[Stored entries]

────────────────

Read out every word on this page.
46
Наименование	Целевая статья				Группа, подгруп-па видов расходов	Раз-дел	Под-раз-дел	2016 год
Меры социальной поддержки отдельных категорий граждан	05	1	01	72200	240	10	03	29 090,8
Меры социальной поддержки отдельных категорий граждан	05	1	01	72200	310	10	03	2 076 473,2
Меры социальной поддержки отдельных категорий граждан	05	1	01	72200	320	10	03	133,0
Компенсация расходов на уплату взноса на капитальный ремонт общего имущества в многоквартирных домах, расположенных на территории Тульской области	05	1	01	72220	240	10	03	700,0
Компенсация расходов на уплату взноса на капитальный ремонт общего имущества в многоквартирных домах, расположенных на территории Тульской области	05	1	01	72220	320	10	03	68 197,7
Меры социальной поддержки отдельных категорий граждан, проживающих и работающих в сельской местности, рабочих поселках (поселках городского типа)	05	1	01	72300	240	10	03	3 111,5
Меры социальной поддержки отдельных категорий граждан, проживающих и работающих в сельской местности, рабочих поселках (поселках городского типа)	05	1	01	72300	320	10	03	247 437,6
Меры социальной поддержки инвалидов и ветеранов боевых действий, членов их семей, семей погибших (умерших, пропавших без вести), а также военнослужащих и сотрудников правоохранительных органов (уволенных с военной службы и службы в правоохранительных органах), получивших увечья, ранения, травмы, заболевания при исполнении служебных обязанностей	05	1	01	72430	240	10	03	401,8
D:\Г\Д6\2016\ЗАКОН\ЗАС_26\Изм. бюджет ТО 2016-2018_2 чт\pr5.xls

────────────────

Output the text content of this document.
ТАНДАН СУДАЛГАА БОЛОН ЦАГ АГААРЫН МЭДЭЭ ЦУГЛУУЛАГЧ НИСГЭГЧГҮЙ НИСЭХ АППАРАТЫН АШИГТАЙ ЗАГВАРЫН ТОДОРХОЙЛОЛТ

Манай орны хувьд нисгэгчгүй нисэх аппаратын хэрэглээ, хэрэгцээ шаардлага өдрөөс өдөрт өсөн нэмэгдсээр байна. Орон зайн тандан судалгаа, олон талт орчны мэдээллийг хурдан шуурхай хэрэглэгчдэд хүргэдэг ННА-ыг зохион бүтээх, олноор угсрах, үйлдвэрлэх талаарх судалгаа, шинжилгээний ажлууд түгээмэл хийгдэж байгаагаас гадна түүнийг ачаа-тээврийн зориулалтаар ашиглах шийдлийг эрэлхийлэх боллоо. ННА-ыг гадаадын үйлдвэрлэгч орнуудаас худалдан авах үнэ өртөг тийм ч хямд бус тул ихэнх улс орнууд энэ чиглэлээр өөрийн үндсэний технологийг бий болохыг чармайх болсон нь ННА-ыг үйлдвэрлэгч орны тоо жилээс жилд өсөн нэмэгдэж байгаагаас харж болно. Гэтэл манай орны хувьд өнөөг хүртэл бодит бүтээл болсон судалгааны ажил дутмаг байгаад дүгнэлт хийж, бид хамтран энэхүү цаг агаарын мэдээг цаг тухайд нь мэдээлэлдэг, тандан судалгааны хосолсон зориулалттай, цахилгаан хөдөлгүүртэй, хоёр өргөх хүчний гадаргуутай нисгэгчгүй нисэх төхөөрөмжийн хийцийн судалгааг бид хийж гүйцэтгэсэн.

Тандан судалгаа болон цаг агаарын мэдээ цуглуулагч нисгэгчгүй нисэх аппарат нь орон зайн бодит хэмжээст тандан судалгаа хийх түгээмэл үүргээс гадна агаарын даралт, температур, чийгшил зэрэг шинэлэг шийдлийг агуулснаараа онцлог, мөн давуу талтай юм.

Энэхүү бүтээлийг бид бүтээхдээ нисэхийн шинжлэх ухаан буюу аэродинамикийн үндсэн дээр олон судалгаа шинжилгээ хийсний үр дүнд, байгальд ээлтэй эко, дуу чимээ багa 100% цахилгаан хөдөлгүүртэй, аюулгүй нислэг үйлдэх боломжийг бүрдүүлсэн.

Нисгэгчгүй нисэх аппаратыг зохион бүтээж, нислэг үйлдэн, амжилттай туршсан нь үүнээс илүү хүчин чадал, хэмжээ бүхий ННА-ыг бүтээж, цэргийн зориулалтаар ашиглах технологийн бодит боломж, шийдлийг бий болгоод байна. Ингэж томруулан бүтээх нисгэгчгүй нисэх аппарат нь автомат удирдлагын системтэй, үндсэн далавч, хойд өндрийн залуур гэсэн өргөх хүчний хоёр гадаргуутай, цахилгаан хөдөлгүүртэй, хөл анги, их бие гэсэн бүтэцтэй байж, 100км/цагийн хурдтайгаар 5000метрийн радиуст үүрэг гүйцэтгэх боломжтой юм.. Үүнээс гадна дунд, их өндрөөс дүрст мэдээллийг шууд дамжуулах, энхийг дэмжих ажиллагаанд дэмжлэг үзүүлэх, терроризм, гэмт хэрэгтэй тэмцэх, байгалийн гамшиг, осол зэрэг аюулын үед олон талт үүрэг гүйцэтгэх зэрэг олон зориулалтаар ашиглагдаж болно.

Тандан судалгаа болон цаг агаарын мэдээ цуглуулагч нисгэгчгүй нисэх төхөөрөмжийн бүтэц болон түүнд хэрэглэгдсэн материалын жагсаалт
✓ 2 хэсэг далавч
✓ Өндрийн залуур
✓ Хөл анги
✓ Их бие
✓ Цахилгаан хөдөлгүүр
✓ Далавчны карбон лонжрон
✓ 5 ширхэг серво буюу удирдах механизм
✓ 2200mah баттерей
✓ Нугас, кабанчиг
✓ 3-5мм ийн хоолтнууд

────────────────

**Brief:**
Where a line in the material contains "расположенных", copy that line.

**Reply:**
Компенсация расходов на уплату взноса на капитальный ремонт общего имущества в многоквартирных домах, расположенных на территории Тульской области	05	1	01	72220	240	10	03	700,0
Компенсация расходов на уплату взноса на капитальный ремонт общего имущества в многоквартирных домах, расположенных на территории Тульской области	05	1	01	72220	320	10	03	68 197,7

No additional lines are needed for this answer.